-- Begin INPUT ROWS --

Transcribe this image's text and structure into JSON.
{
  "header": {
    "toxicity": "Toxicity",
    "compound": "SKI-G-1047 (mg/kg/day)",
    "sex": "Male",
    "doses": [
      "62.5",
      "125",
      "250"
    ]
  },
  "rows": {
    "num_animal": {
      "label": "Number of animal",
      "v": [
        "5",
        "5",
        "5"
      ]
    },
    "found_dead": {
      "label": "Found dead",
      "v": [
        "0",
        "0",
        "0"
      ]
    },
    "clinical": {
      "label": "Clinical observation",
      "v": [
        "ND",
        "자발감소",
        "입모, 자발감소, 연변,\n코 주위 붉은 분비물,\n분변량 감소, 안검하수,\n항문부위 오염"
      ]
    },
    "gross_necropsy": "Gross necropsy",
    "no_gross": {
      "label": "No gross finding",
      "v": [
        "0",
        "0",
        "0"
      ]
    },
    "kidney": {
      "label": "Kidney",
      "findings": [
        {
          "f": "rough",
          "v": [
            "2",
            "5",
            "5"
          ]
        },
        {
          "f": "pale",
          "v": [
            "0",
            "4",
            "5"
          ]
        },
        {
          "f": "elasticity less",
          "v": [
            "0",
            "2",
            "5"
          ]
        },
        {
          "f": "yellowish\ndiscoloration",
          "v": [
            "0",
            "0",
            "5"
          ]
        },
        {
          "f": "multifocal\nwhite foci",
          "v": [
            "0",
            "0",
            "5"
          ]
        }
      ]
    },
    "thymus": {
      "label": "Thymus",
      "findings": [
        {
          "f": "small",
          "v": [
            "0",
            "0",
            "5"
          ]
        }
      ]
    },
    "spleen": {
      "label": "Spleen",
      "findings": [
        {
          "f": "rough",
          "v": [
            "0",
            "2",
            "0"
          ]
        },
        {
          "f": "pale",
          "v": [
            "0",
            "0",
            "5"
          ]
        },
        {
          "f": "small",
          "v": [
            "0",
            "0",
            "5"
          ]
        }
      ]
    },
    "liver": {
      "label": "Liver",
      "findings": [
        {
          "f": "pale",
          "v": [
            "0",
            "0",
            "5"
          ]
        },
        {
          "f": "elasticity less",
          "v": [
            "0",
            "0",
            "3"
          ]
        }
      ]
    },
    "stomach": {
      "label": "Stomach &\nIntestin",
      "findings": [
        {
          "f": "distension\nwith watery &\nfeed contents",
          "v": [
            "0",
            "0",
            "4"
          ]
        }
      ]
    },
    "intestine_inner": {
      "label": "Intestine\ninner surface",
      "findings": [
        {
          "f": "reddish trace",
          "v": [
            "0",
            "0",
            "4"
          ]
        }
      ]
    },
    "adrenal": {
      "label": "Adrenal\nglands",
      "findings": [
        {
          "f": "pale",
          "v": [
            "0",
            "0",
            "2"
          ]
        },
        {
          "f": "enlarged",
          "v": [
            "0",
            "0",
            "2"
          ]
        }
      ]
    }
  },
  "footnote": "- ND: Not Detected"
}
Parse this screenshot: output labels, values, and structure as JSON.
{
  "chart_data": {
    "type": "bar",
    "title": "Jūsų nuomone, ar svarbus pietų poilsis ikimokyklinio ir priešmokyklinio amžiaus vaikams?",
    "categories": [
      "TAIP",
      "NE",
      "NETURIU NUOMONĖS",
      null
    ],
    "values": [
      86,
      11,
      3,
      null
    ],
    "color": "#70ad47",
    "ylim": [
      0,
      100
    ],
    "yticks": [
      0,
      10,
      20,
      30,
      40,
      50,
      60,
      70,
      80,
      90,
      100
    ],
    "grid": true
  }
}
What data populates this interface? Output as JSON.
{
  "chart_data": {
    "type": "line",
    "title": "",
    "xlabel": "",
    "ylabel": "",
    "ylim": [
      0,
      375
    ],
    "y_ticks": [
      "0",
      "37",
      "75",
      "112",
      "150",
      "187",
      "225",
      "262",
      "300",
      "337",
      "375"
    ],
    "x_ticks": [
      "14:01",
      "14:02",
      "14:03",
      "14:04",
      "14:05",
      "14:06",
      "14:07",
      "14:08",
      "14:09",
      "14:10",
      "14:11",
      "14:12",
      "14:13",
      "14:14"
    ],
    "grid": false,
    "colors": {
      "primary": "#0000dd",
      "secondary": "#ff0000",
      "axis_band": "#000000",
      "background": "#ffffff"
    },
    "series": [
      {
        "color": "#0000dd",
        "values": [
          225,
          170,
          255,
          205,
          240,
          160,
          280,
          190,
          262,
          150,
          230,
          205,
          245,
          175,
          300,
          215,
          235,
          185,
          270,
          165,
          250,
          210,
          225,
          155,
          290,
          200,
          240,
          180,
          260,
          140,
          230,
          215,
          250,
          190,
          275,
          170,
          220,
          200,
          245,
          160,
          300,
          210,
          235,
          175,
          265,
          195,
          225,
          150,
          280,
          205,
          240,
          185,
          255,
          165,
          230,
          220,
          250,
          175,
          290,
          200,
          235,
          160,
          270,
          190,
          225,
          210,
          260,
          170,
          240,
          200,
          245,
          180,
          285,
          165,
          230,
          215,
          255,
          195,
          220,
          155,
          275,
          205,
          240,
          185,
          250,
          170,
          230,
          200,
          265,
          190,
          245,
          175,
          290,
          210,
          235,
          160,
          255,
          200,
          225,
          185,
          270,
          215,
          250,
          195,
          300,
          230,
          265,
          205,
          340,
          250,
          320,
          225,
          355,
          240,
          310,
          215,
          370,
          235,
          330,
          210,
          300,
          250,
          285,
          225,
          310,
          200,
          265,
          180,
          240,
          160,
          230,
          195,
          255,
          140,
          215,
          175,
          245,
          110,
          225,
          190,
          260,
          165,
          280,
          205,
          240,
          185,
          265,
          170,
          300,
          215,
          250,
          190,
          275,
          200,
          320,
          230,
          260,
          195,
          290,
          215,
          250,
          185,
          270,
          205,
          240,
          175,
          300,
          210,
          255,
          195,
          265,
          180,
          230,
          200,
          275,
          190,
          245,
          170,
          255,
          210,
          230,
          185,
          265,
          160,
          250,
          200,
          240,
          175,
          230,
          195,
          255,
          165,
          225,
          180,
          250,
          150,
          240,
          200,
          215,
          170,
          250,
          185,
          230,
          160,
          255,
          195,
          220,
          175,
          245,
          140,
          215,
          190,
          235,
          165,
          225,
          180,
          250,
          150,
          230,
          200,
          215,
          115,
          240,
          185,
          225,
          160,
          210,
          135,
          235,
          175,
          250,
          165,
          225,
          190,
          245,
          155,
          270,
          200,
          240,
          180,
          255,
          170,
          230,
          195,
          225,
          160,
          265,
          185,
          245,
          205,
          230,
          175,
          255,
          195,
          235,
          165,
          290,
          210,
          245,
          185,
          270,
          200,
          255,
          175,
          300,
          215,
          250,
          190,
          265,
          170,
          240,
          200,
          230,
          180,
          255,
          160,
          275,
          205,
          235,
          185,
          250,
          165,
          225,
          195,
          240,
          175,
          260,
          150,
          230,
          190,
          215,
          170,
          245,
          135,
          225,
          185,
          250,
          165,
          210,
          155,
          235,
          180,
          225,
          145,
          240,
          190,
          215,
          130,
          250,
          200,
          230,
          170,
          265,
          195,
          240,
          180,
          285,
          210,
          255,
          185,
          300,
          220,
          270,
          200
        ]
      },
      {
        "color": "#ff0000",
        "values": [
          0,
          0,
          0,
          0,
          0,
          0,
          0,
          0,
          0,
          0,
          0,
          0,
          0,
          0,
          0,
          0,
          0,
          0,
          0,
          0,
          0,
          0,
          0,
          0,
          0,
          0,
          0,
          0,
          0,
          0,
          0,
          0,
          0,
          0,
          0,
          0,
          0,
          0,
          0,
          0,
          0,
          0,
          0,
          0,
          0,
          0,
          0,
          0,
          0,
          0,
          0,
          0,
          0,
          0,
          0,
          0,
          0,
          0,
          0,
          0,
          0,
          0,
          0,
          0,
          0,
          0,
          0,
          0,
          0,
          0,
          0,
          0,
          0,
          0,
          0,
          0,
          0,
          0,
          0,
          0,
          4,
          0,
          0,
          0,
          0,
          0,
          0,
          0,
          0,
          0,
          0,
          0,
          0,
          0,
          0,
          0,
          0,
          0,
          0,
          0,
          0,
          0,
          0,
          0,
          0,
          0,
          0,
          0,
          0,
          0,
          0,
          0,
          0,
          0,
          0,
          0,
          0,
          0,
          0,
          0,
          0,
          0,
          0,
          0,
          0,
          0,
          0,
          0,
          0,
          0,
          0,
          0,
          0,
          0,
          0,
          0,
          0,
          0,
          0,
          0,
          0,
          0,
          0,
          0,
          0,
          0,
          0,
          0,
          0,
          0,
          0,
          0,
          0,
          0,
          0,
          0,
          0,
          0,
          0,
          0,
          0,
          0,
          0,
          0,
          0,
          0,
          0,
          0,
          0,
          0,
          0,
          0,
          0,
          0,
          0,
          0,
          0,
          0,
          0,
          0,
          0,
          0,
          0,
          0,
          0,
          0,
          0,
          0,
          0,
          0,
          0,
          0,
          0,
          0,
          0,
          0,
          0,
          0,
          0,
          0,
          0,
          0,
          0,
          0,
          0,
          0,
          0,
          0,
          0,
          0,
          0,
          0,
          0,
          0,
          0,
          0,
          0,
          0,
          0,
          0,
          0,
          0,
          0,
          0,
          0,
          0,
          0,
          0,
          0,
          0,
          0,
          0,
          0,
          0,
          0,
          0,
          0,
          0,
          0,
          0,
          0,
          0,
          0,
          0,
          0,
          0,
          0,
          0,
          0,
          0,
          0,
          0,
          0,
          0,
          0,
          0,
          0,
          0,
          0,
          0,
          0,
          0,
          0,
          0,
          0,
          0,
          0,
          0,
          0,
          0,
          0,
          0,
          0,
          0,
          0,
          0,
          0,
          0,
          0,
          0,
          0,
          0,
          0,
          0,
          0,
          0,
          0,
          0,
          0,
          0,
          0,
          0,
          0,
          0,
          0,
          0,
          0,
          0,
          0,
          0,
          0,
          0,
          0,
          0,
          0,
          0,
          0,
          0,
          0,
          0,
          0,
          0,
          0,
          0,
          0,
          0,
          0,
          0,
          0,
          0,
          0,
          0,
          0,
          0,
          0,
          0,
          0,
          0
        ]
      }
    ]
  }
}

-- End INPUT ROWS --

**REQUIREMENT**
Which lines hold the word "JSON"? Copy each of them from the records.

**RESULT**
Transcribe this image's text and structure into JSON.
Parse this screenshot: output labels, values, and structure as JSON.
What data populates this interface? Output as JSON.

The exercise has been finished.